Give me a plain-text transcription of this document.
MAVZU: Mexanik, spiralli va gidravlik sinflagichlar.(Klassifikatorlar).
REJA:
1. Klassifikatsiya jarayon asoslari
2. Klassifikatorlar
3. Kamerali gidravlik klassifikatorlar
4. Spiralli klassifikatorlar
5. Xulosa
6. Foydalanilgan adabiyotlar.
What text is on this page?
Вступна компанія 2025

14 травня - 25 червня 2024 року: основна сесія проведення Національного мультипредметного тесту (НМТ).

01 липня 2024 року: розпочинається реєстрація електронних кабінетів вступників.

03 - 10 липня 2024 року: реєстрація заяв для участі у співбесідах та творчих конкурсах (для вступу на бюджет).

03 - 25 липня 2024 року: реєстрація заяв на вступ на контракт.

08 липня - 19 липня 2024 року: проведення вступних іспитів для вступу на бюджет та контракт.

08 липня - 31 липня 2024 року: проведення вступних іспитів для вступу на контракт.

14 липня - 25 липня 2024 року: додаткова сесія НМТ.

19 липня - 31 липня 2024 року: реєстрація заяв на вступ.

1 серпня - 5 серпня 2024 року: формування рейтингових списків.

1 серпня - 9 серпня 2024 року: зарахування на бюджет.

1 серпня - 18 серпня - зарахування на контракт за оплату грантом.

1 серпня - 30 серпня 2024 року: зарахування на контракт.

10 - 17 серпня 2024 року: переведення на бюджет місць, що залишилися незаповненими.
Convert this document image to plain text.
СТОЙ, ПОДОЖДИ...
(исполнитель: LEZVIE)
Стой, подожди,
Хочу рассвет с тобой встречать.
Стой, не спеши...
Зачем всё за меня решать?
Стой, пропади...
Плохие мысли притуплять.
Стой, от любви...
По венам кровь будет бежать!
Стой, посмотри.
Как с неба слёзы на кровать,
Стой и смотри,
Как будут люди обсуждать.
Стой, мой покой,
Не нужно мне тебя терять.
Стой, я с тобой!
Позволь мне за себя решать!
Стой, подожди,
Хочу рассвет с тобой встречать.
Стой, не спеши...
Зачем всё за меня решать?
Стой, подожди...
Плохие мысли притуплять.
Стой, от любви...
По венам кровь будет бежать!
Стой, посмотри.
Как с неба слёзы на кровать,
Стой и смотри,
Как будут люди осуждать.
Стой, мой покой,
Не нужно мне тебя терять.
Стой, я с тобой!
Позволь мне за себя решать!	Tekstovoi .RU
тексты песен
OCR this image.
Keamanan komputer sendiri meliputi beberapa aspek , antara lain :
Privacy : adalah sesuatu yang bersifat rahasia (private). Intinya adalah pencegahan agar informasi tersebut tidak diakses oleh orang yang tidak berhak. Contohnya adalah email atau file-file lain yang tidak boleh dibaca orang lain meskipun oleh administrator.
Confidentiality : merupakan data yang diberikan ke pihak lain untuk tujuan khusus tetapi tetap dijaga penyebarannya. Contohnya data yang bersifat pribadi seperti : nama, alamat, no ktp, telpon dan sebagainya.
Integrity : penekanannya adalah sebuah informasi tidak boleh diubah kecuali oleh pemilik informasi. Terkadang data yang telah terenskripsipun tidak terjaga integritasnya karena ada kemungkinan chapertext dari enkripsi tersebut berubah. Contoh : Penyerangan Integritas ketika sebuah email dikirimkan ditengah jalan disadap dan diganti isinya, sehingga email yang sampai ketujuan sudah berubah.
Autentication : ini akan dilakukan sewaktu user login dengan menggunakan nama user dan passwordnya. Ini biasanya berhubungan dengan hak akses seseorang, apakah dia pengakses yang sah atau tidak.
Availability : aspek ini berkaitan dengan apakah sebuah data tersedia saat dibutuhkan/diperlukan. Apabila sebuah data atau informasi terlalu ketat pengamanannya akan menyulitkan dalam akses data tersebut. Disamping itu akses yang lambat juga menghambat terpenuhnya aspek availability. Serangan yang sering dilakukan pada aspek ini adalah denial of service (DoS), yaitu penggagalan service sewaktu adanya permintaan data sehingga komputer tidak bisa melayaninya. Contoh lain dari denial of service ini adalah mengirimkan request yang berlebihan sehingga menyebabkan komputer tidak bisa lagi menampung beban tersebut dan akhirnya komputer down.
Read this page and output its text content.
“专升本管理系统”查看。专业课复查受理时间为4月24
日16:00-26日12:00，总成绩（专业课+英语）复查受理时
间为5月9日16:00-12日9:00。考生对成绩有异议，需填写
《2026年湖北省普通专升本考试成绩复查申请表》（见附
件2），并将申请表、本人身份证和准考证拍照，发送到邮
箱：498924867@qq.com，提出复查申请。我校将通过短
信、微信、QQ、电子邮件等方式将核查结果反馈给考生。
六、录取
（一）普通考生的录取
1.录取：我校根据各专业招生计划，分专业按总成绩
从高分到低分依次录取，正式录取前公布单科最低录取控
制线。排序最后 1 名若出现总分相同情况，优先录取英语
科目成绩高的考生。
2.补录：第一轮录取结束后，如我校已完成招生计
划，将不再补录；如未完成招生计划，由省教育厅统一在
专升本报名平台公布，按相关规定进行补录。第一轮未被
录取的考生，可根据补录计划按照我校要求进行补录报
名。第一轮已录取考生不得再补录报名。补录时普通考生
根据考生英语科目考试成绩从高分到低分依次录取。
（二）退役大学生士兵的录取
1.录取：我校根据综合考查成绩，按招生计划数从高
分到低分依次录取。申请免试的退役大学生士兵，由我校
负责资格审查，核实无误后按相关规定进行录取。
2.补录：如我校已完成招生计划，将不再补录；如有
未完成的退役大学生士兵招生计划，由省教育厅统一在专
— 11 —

------------

__Given task__: Emit the records above again, exactly, with no line skipped.

__Result__:
Give me a plain-text transcription of this document.
MAVZU: Mexanik, spiralli va gidravlik sinflagichlar.(Klassifikatorlar).
REJA:
1. Klassifikatsiya jarayon asoslari
2. Klassifikatorlar
3. Kamerali gidravlik klassifikatorlar
4. Spiralli klassifikatorlar
5. Xulosa
6. Foydalanilgan adabiyotlar.
What text is on this page?
Вступна компанія 2025

14 травня - 25 червня 2024 року: основна сесія проведення Національного мультипредметного тесту (НМТ).

01 липня 2024 року: розпочинається реєстрація електронних кабінетів вступників.

03 - 10 липня 2024 року: реєстрація заяв для участі у співбесідах та творчих конкурсах (для вступу на бюджет).

03 - 25 липня 2024 року: реєстрація заяв на вступ на контракт.

08 липня - 19 липня 2024 року: проведення вступних іспитів для вступу на бюджет та контракт.

08 липня - 31 липня 2024 року: проведення вступних іспитів для вступу на контракт.

14 липня - 25 липня 2024 року: додаткова сесія НМТ.

19 липня - 31 липня 2024 року: реєстрація заяв на вступ.

1 серпня - 5 серпня 2024 року: формування рейтингових списків.

1 серпня - 9 серпня 2024 року: зарахування на бюджет.

1 серпня - 18 серпня - зарахування на контракт за оплату грантом.

1 серпня - 30 серпня 2024 року: зарахування на контракт.

10 - 17 серпня 2024 року: переведення на бюджет місць, що залишилися незаповненими.
Convert this document image to plain text.
СТОЙ, ПОДОЖДИ...
(исполнитель: LEZVIE)
Стой, подожди,
Хочу рассвет с тобой встречать.
Стой, не спеши...
Зачем всё за меня решать?
Стой, пропади...
Плохие мысли притуплять.
Стой, от любви...
По венам кровь будет бежать!
Стой, посмотри.
Как с неба слёзы на кровать,
Стой и смотри,
Как будут люди обсуждать.
Стой, мой покой,
Не нужно мне тебя терять.
Стой, я с тобой!
Позволь мне за себя решать!
Стой, подожди,
Хочу рассвет с тобой встречать.
Стой, не спеши...
Зачем всё за меня решать?
Стой, подожди...
Плохие мысли притуплять.
Стой, от любви...
По венам кровь будет бежать!
Стой, посмотри.
Как с неба слёзы на кровать,
Стой и смотри,
Как будут люди осуждать.
Стой, мой покой,
Не нужно мне тебя терять.
Стой, я с тобой!
Позволь мне за себя решать!	Tekstovoi .RU
тексты песен
OCR this image.
Keamanan komputer sendiri meliputi beberapa aspek , antara lain :
Privacy : adalah sesuatu yang bersifat rahasia (private). Intinya adalah pencegahan agar informasi tersebut tidak diakses oleh orang yang tidak berhak. Contohnya adalah email atau file-file lain yang tidak boleh dibaca orang lain meskipun oleh administrator.
Confidentiality : merupakan data yang diberikan ke pihak lain untuk tujuan khusus tetapi tetap dijaga penyebarannya. Contohnya data yang bersifat pribadi seperti : nama, alamat, no ktp, telpon dan sebagainya.
Integrity : penekanannya adalah sebuah informasi tidak boleh diubah kecuali oleh pemilik informasi. Terkadang data yang telah terenskripsipun tidak terjaga integritasnya karena ada kemungkinan chapertext dari enkripsi tersebut berubah. Contoh : Penyerangan Integritas ketika sebuah email dikirimkan ditengah jalan disadap dan diganti isinya, sehingga email yang sampai ketujuan sudah berubah.
Autentication : ini akan dilakukan sewaktu user login dengan menggunakan nama user dan passwordnya. Ini biasanya berhubungan dengan hak akses seseorang, apakah dia pengakses yang sah atau tidak.
Availability : aspek ini berkaitan dengan apakah sebuah data tersedia saat dibutuhkan/diperlukan. Apabila sebuah data atau informasi terlalu ketat pengamanannya akan menyulitkan dalam akses data tersebut. Disamping itu akses yang lambat juga menghambat terpenuhnya aspek availability. Serangan yang sering dilakukan pada aspek ini adalah denial of service (DoS), yaitu penggagalan service sewaktu adanya permintaan data sehingga komputer tidak bisa melayaninya. Contoh lain dari denial of service ini adalah mengirimkan request yang berlebihan sehingga menyebabkan komputer tidak bisa lagi menampung beban tersebut dan akhirnya komputer down.
Read this page and output its text content.
“专升本管理系统”查看。专业课复查受理时间为4月24
日16:00-26日12:00，总成绩（专业课+英语）复查受理时
间为5月9日16:00-12日9:00。考生对成绩有异议，需填写
《2026年湖北省普通专升本考试成绩复查申请表》（见附
件2），并将申请表、本人身份证和准考证拍照，发送到邮
箱：498924867@qq.com，提出复查申请。我校将通过短
信、微信、QQ、电子邮件等方式将核查结果反馈给考生。
六、录取
（一）普通考生的录取
1.录取：我校根据各专业招生计划，分专业按总成绩
从高分到低分依次录取，正式录取前公布单科最低录取控
制线。排序最后 1 名若出现总分相同情况，优先录取英语
科目成绩高的考生。
2.补录：第一轮录取结束后，如我校已完成招生计
划，将不再补录；如未完成招生计划，由省教育厅统一在
专升本报名平台公布，按相关规定进行补录。第一轮未被
录取的考生，可根据补录计划按照我校要求进行补录报
名。第一轮已录取考生不得再补录报名。补录时普通考生
根据考生英语科目考试成绩从高分到低分依次录取。
（二）退役大学生士兵的录取
1.录取：我校根据综合考查成绩，按招生计划数从高
分到低分依次录取。申请免试的退役大学生士兵，由我校
负责资格审查，核实无误后按相关规定进行录取。
2.补录：如我校已完成招生计划，将不再补录；如有
未完成的退役大学生士兵招生计划，由省教育厅统一在专
— 11 —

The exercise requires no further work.